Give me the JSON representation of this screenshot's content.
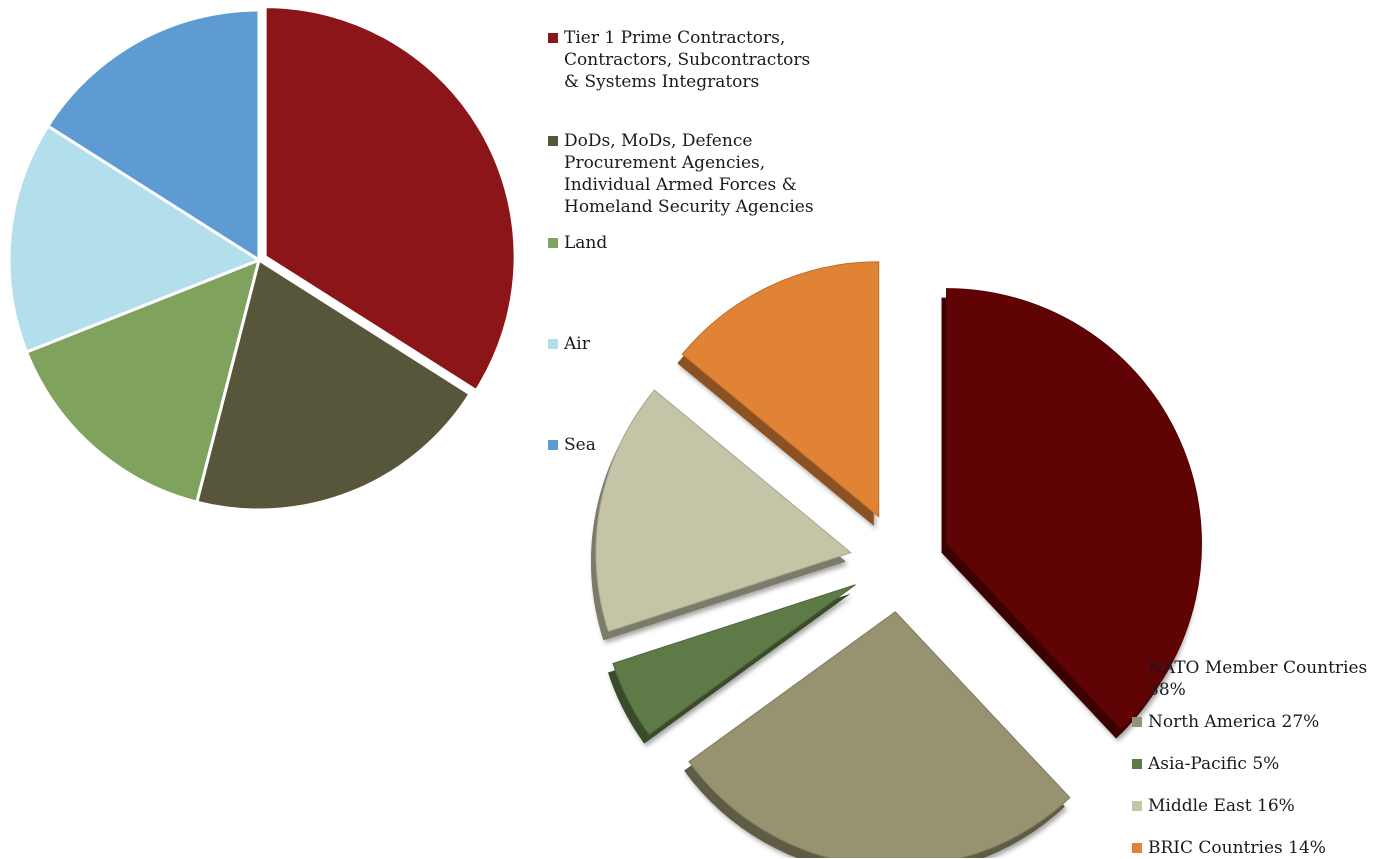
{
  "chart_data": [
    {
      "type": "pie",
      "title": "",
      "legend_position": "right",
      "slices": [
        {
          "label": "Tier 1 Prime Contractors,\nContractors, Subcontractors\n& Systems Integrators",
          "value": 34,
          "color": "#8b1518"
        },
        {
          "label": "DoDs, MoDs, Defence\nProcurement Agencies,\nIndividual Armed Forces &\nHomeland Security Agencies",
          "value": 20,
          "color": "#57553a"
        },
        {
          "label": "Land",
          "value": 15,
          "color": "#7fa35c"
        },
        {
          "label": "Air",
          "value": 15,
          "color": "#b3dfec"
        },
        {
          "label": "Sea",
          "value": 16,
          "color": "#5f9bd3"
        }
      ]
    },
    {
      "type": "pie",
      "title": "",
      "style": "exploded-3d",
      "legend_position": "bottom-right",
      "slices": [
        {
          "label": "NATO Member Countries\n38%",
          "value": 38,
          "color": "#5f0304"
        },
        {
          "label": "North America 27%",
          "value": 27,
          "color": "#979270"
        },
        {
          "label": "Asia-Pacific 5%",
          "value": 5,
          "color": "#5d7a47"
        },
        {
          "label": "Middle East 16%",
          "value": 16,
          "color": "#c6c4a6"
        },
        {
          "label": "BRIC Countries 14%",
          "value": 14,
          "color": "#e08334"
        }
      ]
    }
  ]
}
==
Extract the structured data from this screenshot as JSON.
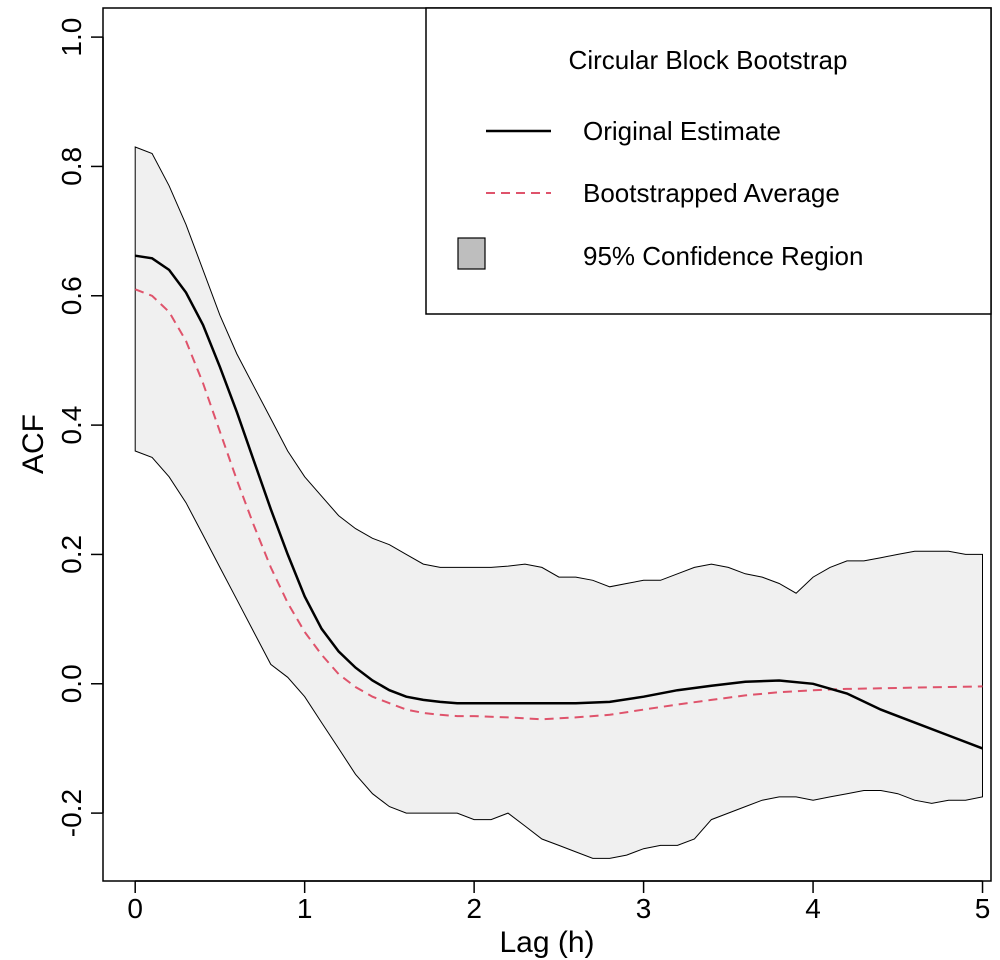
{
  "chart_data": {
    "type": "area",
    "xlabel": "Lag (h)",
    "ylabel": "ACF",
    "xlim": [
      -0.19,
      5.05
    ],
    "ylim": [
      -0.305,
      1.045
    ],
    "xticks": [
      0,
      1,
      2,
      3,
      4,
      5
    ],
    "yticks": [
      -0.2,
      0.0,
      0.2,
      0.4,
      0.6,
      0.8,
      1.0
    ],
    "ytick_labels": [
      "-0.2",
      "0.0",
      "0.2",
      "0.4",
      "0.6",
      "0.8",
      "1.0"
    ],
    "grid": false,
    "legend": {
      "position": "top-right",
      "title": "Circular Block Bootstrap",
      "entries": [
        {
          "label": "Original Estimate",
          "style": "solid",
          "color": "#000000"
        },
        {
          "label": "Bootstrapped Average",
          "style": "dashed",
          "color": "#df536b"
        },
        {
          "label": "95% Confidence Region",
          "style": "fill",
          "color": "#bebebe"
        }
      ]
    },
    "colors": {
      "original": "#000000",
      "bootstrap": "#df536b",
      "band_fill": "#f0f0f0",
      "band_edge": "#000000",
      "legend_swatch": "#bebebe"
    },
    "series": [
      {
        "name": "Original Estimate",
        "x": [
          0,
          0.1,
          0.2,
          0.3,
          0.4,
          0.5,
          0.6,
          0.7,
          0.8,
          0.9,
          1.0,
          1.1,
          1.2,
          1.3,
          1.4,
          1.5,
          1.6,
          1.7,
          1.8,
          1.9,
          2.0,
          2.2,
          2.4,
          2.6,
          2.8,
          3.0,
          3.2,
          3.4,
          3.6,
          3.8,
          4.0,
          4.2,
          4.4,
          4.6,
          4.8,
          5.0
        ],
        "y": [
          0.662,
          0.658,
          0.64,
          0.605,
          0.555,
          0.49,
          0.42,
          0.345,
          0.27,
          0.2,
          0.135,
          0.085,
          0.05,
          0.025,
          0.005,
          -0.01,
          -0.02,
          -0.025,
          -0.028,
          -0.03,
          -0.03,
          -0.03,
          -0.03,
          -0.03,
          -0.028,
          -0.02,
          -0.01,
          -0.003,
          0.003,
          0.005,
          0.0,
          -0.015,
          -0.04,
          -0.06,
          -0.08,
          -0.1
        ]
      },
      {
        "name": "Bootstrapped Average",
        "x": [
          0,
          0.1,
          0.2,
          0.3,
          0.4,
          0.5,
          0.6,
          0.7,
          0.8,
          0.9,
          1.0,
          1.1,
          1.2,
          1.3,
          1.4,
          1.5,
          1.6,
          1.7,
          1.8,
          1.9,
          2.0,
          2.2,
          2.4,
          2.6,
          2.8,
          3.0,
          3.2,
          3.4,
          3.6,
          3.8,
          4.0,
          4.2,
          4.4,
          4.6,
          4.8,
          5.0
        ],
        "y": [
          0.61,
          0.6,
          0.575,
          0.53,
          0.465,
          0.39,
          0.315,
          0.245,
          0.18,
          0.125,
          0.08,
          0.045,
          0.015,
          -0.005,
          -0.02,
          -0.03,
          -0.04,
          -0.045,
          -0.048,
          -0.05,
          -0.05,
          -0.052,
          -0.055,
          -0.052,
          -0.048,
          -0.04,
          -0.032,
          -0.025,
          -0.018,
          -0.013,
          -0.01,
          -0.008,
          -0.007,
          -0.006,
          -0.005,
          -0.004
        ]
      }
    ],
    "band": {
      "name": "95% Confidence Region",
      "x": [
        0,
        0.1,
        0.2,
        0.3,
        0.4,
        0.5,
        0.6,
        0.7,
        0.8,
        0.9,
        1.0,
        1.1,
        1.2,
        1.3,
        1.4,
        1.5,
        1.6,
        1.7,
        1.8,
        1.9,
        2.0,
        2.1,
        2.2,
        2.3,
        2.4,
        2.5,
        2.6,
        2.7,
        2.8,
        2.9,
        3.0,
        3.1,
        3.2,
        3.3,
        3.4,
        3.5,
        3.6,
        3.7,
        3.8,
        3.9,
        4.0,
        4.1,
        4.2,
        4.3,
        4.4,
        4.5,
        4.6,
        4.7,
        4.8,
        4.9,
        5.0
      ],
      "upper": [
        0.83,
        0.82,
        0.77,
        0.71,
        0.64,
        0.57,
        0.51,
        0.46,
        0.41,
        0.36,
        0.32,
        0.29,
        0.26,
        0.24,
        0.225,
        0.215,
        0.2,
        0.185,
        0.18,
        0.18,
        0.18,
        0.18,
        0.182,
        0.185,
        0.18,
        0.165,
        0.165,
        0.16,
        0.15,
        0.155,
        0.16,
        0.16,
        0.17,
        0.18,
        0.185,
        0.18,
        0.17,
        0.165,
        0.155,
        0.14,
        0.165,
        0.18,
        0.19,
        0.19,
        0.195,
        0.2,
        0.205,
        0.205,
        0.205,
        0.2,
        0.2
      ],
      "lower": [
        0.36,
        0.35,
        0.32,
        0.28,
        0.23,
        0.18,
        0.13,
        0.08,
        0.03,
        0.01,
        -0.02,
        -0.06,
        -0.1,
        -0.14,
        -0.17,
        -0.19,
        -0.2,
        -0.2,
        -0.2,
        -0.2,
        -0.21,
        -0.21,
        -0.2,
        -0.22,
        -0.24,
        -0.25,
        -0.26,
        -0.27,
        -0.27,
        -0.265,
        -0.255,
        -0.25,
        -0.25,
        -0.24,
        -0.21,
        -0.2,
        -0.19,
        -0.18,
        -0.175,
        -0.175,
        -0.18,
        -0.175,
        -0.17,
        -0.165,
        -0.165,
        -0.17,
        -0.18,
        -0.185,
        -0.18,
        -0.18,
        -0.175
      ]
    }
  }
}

SET TASK:
Tally the lines of the preceding listing in which the word "this" appears; state nothing but the total.

EXERCISE ANSWER:
2